### WHAT TO DO
Exact reproduction is required for all entries.

### GIVEN RECORDS
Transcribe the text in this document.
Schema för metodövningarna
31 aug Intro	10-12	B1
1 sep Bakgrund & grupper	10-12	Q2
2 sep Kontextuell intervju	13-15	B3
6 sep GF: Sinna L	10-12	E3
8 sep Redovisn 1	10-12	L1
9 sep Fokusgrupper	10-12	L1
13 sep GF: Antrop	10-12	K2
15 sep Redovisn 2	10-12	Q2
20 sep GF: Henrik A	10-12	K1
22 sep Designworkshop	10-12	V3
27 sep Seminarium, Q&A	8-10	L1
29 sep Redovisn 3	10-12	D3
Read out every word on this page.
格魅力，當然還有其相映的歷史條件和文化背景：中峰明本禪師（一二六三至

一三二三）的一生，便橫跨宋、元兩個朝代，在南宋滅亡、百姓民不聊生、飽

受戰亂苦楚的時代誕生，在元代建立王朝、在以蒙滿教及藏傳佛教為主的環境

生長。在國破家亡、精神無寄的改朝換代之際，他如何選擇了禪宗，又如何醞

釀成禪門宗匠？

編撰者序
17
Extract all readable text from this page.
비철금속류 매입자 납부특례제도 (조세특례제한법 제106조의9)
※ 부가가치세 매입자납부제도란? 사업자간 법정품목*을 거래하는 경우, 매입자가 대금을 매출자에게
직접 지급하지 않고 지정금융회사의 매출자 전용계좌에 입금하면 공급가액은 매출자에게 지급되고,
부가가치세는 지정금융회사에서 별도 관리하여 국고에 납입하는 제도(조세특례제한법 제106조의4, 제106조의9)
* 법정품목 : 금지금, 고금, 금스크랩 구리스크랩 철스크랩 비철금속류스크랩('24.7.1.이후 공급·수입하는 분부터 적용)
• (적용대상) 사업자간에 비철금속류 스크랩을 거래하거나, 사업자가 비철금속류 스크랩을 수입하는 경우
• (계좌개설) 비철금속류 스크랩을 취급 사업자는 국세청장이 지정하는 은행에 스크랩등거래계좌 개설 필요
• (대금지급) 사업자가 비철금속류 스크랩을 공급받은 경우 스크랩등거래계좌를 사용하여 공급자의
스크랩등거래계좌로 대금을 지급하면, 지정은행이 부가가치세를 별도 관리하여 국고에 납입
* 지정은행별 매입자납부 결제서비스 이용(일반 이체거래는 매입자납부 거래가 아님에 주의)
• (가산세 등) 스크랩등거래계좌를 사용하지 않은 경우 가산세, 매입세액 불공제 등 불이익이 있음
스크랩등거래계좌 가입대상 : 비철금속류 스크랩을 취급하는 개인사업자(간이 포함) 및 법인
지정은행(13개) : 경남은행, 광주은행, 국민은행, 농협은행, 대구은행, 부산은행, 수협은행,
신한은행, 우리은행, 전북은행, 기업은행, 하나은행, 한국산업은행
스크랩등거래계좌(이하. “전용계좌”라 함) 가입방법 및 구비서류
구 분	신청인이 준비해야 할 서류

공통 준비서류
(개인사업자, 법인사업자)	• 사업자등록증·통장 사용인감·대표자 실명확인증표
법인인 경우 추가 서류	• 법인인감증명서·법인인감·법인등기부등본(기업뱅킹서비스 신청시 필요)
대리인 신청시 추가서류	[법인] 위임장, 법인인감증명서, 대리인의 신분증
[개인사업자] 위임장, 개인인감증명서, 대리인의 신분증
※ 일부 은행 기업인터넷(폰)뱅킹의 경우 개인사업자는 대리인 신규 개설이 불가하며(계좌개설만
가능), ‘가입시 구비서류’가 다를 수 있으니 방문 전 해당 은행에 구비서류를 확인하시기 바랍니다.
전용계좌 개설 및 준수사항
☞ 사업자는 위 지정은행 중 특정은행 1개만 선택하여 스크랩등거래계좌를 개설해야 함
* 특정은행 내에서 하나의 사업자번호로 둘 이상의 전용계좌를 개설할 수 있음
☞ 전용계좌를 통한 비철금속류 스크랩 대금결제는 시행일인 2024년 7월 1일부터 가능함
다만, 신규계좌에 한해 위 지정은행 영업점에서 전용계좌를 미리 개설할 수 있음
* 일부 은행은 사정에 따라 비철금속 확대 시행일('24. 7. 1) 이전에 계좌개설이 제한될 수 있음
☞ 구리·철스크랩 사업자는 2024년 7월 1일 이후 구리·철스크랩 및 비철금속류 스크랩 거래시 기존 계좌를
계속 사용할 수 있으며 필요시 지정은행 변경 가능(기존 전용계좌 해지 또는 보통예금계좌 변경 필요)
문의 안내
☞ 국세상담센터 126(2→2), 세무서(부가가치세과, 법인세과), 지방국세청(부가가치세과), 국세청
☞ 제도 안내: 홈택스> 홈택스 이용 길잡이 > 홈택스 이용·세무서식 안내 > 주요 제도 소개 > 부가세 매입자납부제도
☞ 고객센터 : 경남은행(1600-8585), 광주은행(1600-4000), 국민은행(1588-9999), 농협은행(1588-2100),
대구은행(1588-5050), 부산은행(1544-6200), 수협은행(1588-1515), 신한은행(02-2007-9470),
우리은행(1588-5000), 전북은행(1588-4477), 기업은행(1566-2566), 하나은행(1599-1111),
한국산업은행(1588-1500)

### REPLY
Transcribe the text in this document.
Schema för metodövningarna
31 aug Intro	10-12	B1
1 sep Bakgrund & grupper	10-12	Q2
2 sep Kontextuell intervju	13-15	B3
6 sep GF: Sinna L	10-12	E3
8 sep Redovisn 1	10-12	L1
9 sep Fokusgrupper	10-12	L1
13 sep GF: Antrop	10-12	K2
15 sep Redovisn 2	10-12	Q2
20 sep GF: Henrik A	10-12	K1
22 sep Designworkshop	10-12	V3
27 sep Seminarium, Q&A	8-10	L1
29 sep Redovisn 3	10-12	D3
Read out every word on this page.
格魅力，當然還有其相映的歷史條件和文化背景：中峰明本禪師（一二六三至

一三二三）的一生，便橫跨宋、元兩個朝代，在南宋滅亡、百姓民不聊生、飽

受戰亂苦楚的時代誕生，在元代建立王朝、在以蒙滿教及藏傳佛教為主的環境

生長。在國破家亡、精神無寄的改朝換代之際，他如何選擇了禪宗，又如何醞

釀成禪門宗匠？

編撰者序
17
Extract all readable text from this page.
비철금속류 매입자 납부특례제도 (조세특례제한법 제106조의9)
※ 부가가치세 매입자납부제도란? 사업자간 법정품목*을 거래하는 경우, 매입자가 대금을 매출자에게
직접 지급하지 않고 지정금융회사의 매출자 전용계좌에 입금하면 공급가액은 매출자에게 지급되고,
부가가치세는 지정금융회사에서 별도 관리하여 국고에 납입하는 제도(조세특례제한법 제106조의4, 제106조의9)
* 법정품목 : 금지금, 고금, 금스크랩 구리스크랩 철스크랩 비철금속류스크랩('24.7.1.이후 공급·수입하는 분부터 적용)
• (적용대상) 사업자간에 비철금속류 스크랩을 거래하거나, 사업자가 비철금속류 스크랩을 수입하는 경우
• (계좌개설) 비철금속류 스크랩을 취급 사업자는 국세청장이 지정하는 은행에 스크랩등거래계좌 개설 필요
• (대금지급) 사업자가 비철금속류 스크랩을 공급받은 경우 스크랩등거래계좌를 사용하여 공급자의
스크랩등거래계좌로 대금을 지급하면, 지정은행이 부가가치세를 별도 관리하여 국고에 납입
* 지정은행별 매입자납부 결제서비스 이용(일반 이체거래는 매입자납부 거래가 아님에 주의)
• (가산세 등) 스크랩등거래계좌를 사용하지 않은 경우 가산세, 매입세액 불공제 등 불이익이 있음
스크랩등거래계좌 가입대상 : 비철금속류 스크랩을 취급하는 개인사업자(간이 포함) 및 법인
지정은행(13개) : 경남은행, 광주은행, 국민은행, 농협은행, 대구은행, 부산은행, 수협은행,
신한은행, 우리은행, 전북은행, 기업은행, 하나은행, 한국산업은행
스크랩등거래계좌(이하. “전용계좌”라 함) 가입방법 및 구비서류
구 분	신청인이 준비해야 할 서류

공통 준비서류
(개인사업자, 법인사업자)	• 사업자등록증·통장 사용인감·대표자 실명확인증표
법인인 경우 추가 서류	• 법인인감증명서·법인인감·법인등기부등본(기업뱅킹서비스 신청시 필요)
대리인 신청시 추가서류	[법인] 위임장, 법인인감증명서, 대리인의 신분증
[개인사업자] 위임장, 개인인감증명서, 대리인의 신분증
※ 일부 은행 기업인터넷(폰)뱅킹의 경우 개인사업자는 대리인 신규 개설이 불가하며(계좌개설만
가능), ‘가입시 구비서류’가 다를 수 있으니 방문 전 해당 은행에 구비서류를 확인하시기 바랍니다.
전용계좌 개설 및 준수사항
☞ 사업자는 위 지정은행 중 특정은행 1개만 선택하여 스크랩등거래계좌를 개설해야 함
* 특정은행 내에서 하나의 사업자번호로 둘 이상의 전용계좌를 개설할 수 있음
☞ 전용계좌를 통한 비철금속류 스크랩 대금결제는 시행일인 2024년 7월 1일부터 가능함
다만, 신규계좌에 한해 위 지정은행 영업점에서 전용계좌를 미리 개설할 수 있음
* 일부 은행은 사정에 따라 비철금속 확대 시행일('24. 7. 1) 이전에 계좌개설이 제한될 수 있음
☞ 구리·철스크랩 사업자는 2024년 7월 1일 이후 구리·철스크랩 및 비철금속류 스크랩 거래시 기존 계좌를
계속 사용할 수 있으며 필요시 지정은행 변경 가능(기존 전용계좌 해지 또는 보통예금계좌 변경 필요)
문의 안내
☞ 국세상담센터 126(2→2), 세무서(부가가치세과, 법인세과), 지방국세청(부가가치세과), 국세청
☞ 제도 안내: 홈택스> 홈택스 이용 길잡이 > 홈택스 이용·세무서식 안내 > 주요 제도 소개 > 부가세 매입자납부제도
☞ 고객센터 : 경남은행(1600-8585), 광주은행(1600-4000), 국민은행(1588-9999), 농협은행(1588-2100),
대구은행(1588-5050), 부산은행(1544-6200), 수협은행(1588-1515), 신한은행(02-2007-9470),
우리은행(1588-5000), 전북은행(1588-4477), 기업은행(1566-2566), 하나은행(1599-1111),
한국산업은행(1588-1500)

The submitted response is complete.